Return all of the entries exactly as written.

====== SOURCE RECORDS ======

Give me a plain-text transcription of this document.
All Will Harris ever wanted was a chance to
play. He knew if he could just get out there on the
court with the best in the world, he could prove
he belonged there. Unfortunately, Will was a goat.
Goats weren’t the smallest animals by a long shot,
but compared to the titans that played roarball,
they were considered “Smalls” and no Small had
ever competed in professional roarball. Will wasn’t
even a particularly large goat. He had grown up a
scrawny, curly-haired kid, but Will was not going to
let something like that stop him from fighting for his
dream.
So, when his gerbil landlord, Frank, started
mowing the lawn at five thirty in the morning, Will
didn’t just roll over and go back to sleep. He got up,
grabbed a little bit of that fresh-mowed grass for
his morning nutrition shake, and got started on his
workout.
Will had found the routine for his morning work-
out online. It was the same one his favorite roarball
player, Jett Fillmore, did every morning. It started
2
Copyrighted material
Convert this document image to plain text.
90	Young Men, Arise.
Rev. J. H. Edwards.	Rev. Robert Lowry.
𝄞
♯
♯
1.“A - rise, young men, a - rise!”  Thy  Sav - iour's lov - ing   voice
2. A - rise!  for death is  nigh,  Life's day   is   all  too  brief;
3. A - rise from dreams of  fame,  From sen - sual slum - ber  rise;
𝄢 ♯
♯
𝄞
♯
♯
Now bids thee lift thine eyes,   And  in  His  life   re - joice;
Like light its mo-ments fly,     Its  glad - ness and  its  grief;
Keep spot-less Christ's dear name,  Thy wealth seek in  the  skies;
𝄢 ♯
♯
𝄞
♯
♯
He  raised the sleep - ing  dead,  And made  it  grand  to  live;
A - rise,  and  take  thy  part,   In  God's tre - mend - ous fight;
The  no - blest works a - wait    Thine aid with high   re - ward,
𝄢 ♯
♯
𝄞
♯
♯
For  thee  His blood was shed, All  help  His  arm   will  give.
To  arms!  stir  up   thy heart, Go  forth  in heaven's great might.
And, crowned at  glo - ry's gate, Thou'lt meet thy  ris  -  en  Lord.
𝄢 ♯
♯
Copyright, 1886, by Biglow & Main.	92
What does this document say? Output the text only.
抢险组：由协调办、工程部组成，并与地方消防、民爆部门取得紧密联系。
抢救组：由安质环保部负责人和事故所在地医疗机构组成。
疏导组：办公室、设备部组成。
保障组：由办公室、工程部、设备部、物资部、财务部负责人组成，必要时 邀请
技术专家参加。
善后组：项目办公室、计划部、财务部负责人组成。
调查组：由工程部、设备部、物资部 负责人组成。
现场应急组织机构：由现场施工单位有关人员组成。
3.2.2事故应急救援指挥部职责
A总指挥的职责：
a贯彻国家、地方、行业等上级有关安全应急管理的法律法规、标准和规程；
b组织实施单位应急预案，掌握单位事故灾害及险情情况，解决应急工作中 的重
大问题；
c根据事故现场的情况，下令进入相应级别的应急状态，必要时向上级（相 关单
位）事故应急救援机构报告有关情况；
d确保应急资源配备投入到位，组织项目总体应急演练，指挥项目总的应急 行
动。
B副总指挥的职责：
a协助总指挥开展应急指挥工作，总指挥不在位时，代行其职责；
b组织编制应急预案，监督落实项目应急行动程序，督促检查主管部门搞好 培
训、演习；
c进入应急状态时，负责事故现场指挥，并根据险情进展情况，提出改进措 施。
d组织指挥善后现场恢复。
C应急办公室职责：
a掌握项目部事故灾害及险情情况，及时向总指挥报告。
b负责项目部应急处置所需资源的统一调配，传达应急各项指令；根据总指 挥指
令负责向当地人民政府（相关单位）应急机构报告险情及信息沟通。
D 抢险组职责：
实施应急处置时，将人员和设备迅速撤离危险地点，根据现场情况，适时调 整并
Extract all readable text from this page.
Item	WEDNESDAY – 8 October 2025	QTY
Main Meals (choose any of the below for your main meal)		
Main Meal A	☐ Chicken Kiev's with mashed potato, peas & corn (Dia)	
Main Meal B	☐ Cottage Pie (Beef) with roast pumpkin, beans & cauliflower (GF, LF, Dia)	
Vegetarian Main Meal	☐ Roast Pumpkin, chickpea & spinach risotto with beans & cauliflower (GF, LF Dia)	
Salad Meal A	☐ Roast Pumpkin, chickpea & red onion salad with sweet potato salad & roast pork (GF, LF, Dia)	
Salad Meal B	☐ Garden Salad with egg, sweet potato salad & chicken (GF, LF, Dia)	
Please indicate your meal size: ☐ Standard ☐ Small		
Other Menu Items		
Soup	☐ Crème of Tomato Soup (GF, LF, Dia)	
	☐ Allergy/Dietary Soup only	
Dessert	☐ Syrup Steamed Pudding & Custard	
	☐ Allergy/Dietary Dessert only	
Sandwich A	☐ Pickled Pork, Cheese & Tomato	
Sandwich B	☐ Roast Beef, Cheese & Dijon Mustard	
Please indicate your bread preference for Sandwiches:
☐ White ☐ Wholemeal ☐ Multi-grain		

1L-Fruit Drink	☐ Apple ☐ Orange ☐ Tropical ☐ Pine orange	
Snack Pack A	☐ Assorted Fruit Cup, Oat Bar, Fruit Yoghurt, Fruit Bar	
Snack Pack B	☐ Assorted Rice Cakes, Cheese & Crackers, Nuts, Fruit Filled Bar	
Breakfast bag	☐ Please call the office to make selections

======

:: SOLUTION TO THIS EXERCISE ::
Give me a plain-text transcription of this document.
All Will Harris ever wanted was a chance to
play. He knew if he could just get out there on the
court with the best in the world, he could prove
he belonged there. Unfortunately, Will was a goat.
Goats weren’t the smallest animals by a long shot,
but compared to the titans that played roarball,
they were considered “Smalls” and no Small had
ever competed in professional roarball. Will wasn’t
even a particularly large goat. He had grown up a
scrawny, curly-haired kid, but Will was not going to
let something like that stop him from fighting for his
dream.
So, when his gerbil landlord, Frank, started
mowing the lawn at five thirty in the morning, Will
didn’t just roll over and go back to sleep. He got up,
grabbed a little bit of that fresh-mowed grass for
his morning nutrition shake, and got started on his
workout.
Will had found the routine for his morning work-
out online. It was the same one his favorite roarball
player, Jett Fillmore, did every morning. It started
2
Copyrighted material
Convert this document image to plain text.
90	Young Men, Arise.
Rev. J. H. Edwards.	Rev. Robert Lowry.
𝄞
♯
♯
1.“A - rise, young men, a - rise!”  Thy  Sav - iour's lov - ing   voice
2. A - rise!  for death is  nigh,  Life's day   is   all  too  brief;
3. A - rise from dreams of  fame,  From sen - sual slum - ber  rise;
𝄢 ♯
♯
𝄞
♯
♯
Now bids thee lift thine eyes,   And  in  His  life   re - joice;
Like light its mo-ments fly,     Its  glad - ness and  its  grief;
Keep spot-less Christ's dear name,  Thy wealth seek in  the  skies;
𝄢 ♯
♯
𝄞
♯
♯
He  raised the sleep - ing  dead,  And made  it  grand  to  live;
A - rise,  and  take  thy  part,   In  God's tre - mend - ous fight;
The  no - blest works a - wait    Thine aid with high   re - ward,
𝄢 ♯
♯
𝄞
♯
♯
For  thee  His blood was shed, All  help  His  arm   will  give.
To  arms!  stir  up   thy heart, Go  forth  in heaven's great might.
And, crowned at  glo - ry's gate, Thou'lt meet thy  ris  -  en  Lord.
𝄢 ♯
♯
Copyright, 1886, by Biglow & Main.	92
What does this document say? Output the text only.
抢险组：由协调办、工程部组成，并与地方消防、民爆部门取得紧密联系。
抢救组：由安质环保部负责人和事故所在地医疗机构组成。
疏导组：办公室、设备部组成。
保障组：由办公室、工程部、设备部、物资部、财务部负责人组成，必要时 邀请
技术专家参加。
善后组：项目办公室、计划部、财务部负责人组成。
调查组：由工程部、设备部、物资部 负责人组成。
现场应急组织机构：由现场施工单位有关人员组成。
3.2.2事故应急救援指挥部职责
A总指挥的职责：
a贯彻国家、地方、行业等上级有关安全应急管理的法律法规、标准和规程；
b组织实施单位应急预案，掌握单位事故灾害及险情情况，解决应急工作中 的重
大问题；
c根据事故现场的情况，下令进入相应级别的应急状态，必要时向上级（相 关单
位）事故应急救援机构报告有关情况；
d确保应急资源配备投入到位，组织项目总体应急演练，指挥项目总的应急 行
动。
B副总指挥的职责：
a协助总指挥开展应急指挥工作，总指挥不在位时，代行其职责；
b组织编制应急预案，监督落实项目应急行动程序，督促检查主管部门搞好 培
训、演习；
c进入应急状态时，负责事故现场指挥，并根据险情进展情况，提出改进措 施。
d组织指挥善后现场恢复。
C应急办公室职责：
a掌握项目部事故灾害及险情情况，及时向总指挥报告。
b负责项目部应急处置所需资源的统一调配，传达应急各项指令；根据总指 挥指
令负责向当地人民政府（相关单位）应急机构报告险情及信息沟通。
D 抢险组职责：
实施应急处置时，将人员和设备迅速撤离危险地点，根据现场情况，适时调 整并
Extract all readable text from this page.
Item	WEDNESDAY – 8 October 2025	QTY
Main Meals (choose any of the below for your main meal)		
Main Meal A	☐ Chicken Kiev's with mashed potato, peas & corn (Dia)	
Main Meal B	☐ Cottage Pie (Beef) with roast pumpkin, beans & cauliflower (GF, LF, Dia)	
Vegetarian Main Meal	☐ Roast Pumpkin, chickpea & spinach risotto with beans & cauliflower (GF, LF Dia)	
Salad Meal A	☐ Roast Pumpkin, chickpea & red onion salad with sweet potato salad & roast pork (GF, LF, Dia)	
Salad Meal B	☐ Garden Salad with egg, sweet potato salad & chicken (GF, LF, Dia)	
Please indicate your meal size: ☐ Standard ☐ Small		
Other Menu Items		
Soup	☐ Crème of Tomato Soup (GF, LF, Dia)	
	☐ Allergy/Dietary Soup only	
Dessert	☐ Syrup Steamed Pudding & Custard	
	☐ Allergy/Dietary Dessert only	
Sandwich A	☐ Pickled Pork, Cheese & Tomato	
Sandwich B	☐ Roast Beef, Cheese & Dijon Mustard	
Please indicate your bread preference for Sandwiches:
☐ White ☐ Wholemeal ☐ Multi-grain		

1L-Fruit Drink	☐ Apple ☐ Orange ☐ Tropical ☐ Pine orange	
Snack Pack A	☐ Assorted Fruit Cup, Oat Bar, Fruit Yoghurt, Fruit Bar	
Snack Pack B	☐ Assorted Rice Cakes, Cheese & Crackers, Nuts, Fruit Filled Bar	
Breakfast bag	☐ Please call the office to make selections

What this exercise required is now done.